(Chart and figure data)

-=-=-=-=-

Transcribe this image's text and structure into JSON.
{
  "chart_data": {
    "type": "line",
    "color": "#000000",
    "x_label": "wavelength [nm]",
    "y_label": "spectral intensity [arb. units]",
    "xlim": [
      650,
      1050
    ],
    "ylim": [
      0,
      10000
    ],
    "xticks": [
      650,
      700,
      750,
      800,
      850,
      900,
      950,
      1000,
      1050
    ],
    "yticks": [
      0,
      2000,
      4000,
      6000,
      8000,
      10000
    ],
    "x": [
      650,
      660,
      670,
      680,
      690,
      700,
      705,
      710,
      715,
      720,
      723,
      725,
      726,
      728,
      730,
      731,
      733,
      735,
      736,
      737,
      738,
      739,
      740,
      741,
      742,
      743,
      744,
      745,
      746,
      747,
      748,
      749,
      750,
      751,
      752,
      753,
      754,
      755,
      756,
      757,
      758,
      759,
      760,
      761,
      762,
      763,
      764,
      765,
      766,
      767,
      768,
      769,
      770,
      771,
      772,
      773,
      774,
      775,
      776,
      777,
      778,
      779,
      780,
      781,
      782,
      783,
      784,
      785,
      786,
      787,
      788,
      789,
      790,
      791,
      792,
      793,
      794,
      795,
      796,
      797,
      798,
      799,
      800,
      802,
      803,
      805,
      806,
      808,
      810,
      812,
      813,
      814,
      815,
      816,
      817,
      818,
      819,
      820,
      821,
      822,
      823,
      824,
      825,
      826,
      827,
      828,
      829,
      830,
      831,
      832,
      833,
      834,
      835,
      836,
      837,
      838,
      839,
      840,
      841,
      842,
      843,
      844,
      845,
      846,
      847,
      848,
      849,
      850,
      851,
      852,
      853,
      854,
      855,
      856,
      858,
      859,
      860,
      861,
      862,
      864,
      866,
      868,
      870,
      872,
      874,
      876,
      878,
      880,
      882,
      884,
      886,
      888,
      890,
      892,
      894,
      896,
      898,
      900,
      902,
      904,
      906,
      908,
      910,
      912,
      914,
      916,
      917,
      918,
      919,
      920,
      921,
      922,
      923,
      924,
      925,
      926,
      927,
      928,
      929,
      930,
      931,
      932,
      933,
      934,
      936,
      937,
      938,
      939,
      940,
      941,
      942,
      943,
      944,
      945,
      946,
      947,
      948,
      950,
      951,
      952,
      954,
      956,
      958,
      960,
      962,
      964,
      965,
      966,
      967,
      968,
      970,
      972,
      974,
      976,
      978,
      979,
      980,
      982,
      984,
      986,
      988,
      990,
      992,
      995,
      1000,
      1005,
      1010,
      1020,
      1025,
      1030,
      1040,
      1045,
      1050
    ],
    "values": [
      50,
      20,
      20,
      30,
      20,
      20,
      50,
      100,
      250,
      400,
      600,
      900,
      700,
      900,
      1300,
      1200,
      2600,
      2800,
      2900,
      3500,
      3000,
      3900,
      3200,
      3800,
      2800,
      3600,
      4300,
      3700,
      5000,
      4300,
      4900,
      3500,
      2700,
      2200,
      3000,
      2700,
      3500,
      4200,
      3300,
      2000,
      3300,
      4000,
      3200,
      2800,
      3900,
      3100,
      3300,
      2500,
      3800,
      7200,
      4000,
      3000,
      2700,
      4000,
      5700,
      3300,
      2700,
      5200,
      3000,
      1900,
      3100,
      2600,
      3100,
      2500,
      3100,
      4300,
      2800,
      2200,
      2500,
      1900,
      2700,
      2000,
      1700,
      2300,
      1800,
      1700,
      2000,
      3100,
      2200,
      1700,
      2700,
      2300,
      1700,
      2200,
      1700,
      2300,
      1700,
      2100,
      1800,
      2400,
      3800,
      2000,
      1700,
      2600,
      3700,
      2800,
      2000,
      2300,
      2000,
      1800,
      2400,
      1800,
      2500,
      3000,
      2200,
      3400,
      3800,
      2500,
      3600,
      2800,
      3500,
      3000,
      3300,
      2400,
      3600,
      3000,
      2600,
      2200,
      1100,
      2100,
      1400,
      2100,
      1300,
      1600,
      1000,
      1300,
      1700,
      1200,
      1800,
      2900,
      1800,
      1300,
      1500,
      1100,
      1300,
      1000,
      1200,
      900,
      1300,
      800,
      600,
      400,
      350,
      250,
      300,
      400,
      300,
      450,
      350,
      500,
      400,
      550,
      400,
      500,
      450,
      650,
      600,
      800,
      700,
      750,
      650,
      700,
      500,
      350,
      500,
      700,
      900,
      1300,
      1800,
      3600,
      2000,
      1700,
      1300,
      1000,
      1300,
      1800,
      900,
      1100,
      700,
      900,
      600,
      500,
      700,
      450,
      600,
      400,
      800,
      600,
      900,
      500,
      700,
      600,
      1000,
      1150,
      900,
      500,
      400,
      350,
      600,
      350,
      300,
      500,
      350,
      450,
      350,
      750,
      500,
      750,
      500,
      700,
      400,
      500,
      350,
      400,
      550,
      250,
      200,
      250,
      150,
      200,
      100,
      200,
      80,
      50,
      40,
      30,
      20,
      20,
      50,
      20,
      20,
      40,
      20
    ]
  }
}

-=-=-=-=-

Copy all the entries verbatim.

Transcribe this image's text and structure into JSON.
{
  "chart_data": {
    "type": "line",
    "color": "#000000",
    "x_label": "wavelength [nm]",
    "y_label": "spectral intensity [arb. units]",
    "xlim": [
      650,
      1050
    ],
    "ylim": [
      0,
      10000
    ],
    "xticks": [
      650,
      700,
      750,
      800,
      850,
      900,
      950,
      1000,
      1050
    ],
    "yticks": [
      0,
      2000,
      4000,
      6000,
      8000,
      10000
    ],
    "x": [
      650,
      660,
      670,
      680,
      690,
      700,
      705,
      710,
      715,
      720,
      723,
      725,
      726,
      728,
      730,
      731,
      733,
      735,
      736,
      737,
      738,
      739,
      740,
      741,
      742,
      743,
      744,
      745,
      746,
      747,
      748,
      749,
      750,
      751,
      752,
      753,
      754,
      755,
      756,
      757,
      758,
      759,
      760,
      761,
      762,
      763,
      764,
      765,
      766,
      767,
      768,
      769,
      770,
      771,
      772,
      773,
      774,
      775,
      776,
      777,
      778,
      779,
      780,
      781,
      782,
      783,
      784,
      785,
      786,
      787,
      788,
      789,
      790,
      791,
      792,
      793,
      794,
      795,
      796,
      797,
      798,
      799,
      800,
      802,
      803,
      805,
      806,
      808,
      810,
      812,
      813,
      814,
      815,
      816,
      817,
      818,
      819,
      820,
      821,
      822,
      823,
      824,
      825,
      826,
      827,
      828,
      829,
      830,
      831,
      832,
      833,
      834,
      835,
      836,
      837,
      838,
      839,
      840,
      841,
      842,
      843,
      844,
      845,
      846,
      847,
      848,
      849,
      850,
      851,
      852,
      853,
      854,
      855,
      856,
      858,
      859,
      860,
      861,
      862,
      864,
      866,
      868,
      870,
      872,
      874,
      876,
      878,
      880,
      882,
      884,
      886,
      888,
      890,
      892,
      894,
      896,
      898,
      900,
      902,
      904,
      906,
      908,
      910,
      912,
      914,
      916,
      917,
      918,
      919,
      920,
      921,
      922,
      923,
      924,
      925,
      926,
      927,
      928,
      929,
      930,
      931,
      932,
      933,
      934,
      936,
      937,
      938,
      939,
      940,
      941,
      942,
      943,
      944,
      945,
      946,
      947,
      948,
      950,
      951,
      952,
      954,
      956,
      958,
      960,
      962,
      964,
      965,
      966,
      967,
      968,
      970,
      972,
      974,
      976,
      978,
      979,
      980,
      982,
      984,
      986,
      988,
      990,
      992,
      995,
      1000,
      1005,
      1010,
      1020,
      1025,
      1030,
      1040,
      1045,
      1050
    ],
    "values": [
      50,
      20,
      20,
      30,
      20,
      20,
      50,
      100,
      250,
      400,
      600,
      900,
      700,
      900,
      1300,
      1200,
      2600,
      2800,
      2900,
      3500,
      3000,
      3900,
      3200,
      3800,
      2800,
      3600,
      4300,
      3700,
      5000,
      4300,
      4900,
      3500,
      2700,
      2200,
      3000,
      2700,
      3500,
      4200,
      3300,
      2000,
      3300,
      4000,
      3200,
      2800,
      3900,
      3100,
      3300,
      2500,
      3800,
      7200,
      4000,
      3000,
      2700,
      4000,
      5700,
      3300,
      2700,
      5200,
      3000,
      1900,
      3100,
      2600,
      3100,
      2500,
      3100,
      4300,
      2800,
      2200,
      2500,
      1900,
      2700,
      2000,
      1700,
      2300,
      1800,
      1700,
      2000,
      3100,
      2200,
      1700,
      2700,
      2300,
      1700,
      2200,
      1700,
      2300,
      1700,
      2100,
      1800,
      2400,
      3800,
      2000,
      1700,
      2600,
      3700,
      2800,
      2000,
      2300,
      2000,
      1800,
      2400,
      1800,
      2500,
      3000,
      2200,
      3400,
      3800,
      2500,
      3600,
      2800,
      3500,
      3000,
      3300,
      2400,
      3600,
      3000,
      2600,
      2200,
      1100,
      2100,
      1400,
      2100,
      1300,
      1600,
      1000,
      1300,
      1700,
      1200,
      1800,
      2900,
      1800,
      1300,
      1500,
      1100,
      1300,
      1000,
      1200,
      900,
      1300,
      800,
      600,
      400,
      350,
      250,
      300,
      400,
      300,
      450,
      350,
      500,
      400,
      550,
      400,
      500,
      450,
      650,
      600,
      800,
      700,
      750,
      650,
      700,
      500,
      350,
      500,
      700,
      900,
      1300,
      1800,
      3600,
      2000,
      1700,
      1300,
      1000,
      1300,
      1800,
      900,
      1100,
      700,
      900,
      600,
      500,
      700,
      450,
      600,
      400,
      800,
      600,
      900,
      500,
      700,
      600,
      1000,
      1150,
      900,
      500,
      400,
      350,
      600,
      350,
      300,
      500,
      350,
      450,
      350,
      750,
      500,
      750,
      500,
      700,
      400,
      500,
      350,
      400,
      550,
      250,
      200,
      250,
      150,
      200,
      100,
      200,
      80,
      50,
      40,
      30,
      20,
      20,
      50,
      20,
      20,
      40,
      20
    ]
  }
}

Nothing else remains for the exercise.